◆ **Task A**: In the mineral paradox text, write out everything from "The pursuit of" down to "point consider ...", changing "solution" to "answer".
◆ **Task B**:
Answer these questions from the mineral paradox text:
(i) What did Zimmermann call the mother of all resources?
(ii) According to Zimmermann, what law is basic to the physicist?
(iii) What did orthodox economists seek to remake their discipline into?

◆ **Selection**:
The pursuit of self-interest and the insatiability of human desires and needs are not the problem. Rather they are the solution provided by a supremely adaptable species to the challenge of survival. Thus I argue in the first two posts listed at the bottom of this article. For a case in point consider ...
The Mineral Paradox
Mineral resources, not synthetically producible in human time frames,1 are fixed in the earth. As each is mined, less supply remains, suggesting that cost and, thus, price must increase as production cumulates.
Yet, for virtually all minerals, the opposite seems to be true: As more is mined, more is discovered to be mined. Prices and costs do not inexorably rise. What was high-cost yesterday has become lower-cost, undercutting the perennial complaint that “the easy stuff has been found.” Overall, there seems to be little difference between minerals and general goods and services.
Solving the Mineral Paradox
[R]esources are not known, fixed things; they are what humans employ to service wants at a given time. Human “appraisal” turns the “neutral stuff” of the earth into resources. What are resources today may not be tomorrow, and vice versa.8
Zimmermann wrote:
Resources are highly dynamic functional concepts; they are not, they become, they evolve out of the triune interaction of nature, man, and culture, in which nature sets outer limits, but man and culture are largely responsible for the portion of physical totality that is made available for human use.9
Zimmermann concluded: “Knowledge is truly the mother of all resources.”10
The functional or real-world theory clearly distinguished between the natural scientific and social scientific views of resources. “To the physicist the law of the conservation of matter and energy is basic,” Zimmermann stated. “The economist, however, is less interested in the totality of the supply than in its availability.”11 He warned: “To those who are used to view resources as material fixtures of physical nature, this functional interpretation of resources must seem disconcerting” because “it robs the resource concept of its concreteness and turns it into an elusive vapor.”12
Physical to functional; objective to subjective; absolute to relative; static to dynamic; one- to multi-dimensional: Orthodox economists ignored the real world in their quest to remake their discipline into a “hard” science based on mathematical relationships. Economists embraced deterministic ideas of known, fixed resources that enabled them to calculate the “optimal” extraction rate of a “depletable” resource.13
But this determinism came at the expense of understanding the dynamic nature of real-world resources. This explains why, time and again, economists have fallen short of finding a “depletion signal” in the empirical record, breeding false worries about “peak oil” or peak minerals in general.

◆ **Dataset**:

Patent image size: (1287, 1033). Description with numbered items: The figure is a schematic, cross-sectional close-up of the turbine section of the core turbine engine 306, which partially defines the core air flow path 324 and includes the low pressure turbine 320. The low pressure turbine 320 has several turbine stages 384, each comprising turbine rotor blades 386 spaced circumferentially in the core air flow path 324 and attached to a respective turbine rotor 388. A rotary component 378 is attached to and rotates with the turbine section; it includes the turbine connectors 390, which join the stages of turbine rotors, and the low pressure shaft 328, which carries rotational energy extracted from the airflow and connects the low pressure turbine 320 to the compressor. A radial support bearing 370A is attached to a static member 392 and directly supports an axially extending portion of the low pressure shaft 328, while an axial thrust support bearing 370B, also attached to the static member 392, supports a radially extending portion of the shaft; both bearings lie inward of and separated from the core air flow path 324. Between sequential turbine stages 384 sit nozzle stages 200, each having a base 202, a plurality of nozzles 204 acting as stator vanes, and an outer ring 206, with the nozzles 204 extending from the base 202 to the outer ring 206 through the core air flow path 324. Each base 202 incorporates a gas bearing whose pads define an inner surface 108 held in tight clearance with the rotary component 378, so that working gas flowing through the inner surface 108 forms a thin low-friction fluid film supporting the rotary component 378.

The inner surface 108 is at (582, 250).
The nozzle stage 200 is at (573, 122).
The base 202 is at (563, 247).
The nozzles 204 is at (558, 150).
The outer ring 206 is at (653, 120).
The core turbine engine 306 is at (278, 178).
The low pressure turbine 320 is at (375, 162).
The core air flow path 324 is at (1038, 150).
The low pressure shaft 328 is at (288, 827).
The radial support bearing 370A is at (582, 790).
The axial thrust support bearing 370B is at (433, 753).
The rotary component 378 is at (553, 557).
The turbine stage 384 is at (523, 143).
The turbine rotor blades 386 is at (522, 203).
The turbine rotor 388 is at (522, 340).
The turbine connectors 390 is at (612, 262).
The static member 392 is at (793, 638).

◆ **Complete output A**:
The pursuit of self-interest and the insatiability of human desires and needs are not the problem. Rather they are the answer provided by a supremely adaptable species to the challenge of survival. Thus I argue in the first two posts listed at the bottom of this article. For a case in point consider ...

◆ **Complete output B**:
(i) Knowledge.
(ii) The law of the conservation of matter and energy.
(iii) A "hard" science based on mathematical relationships.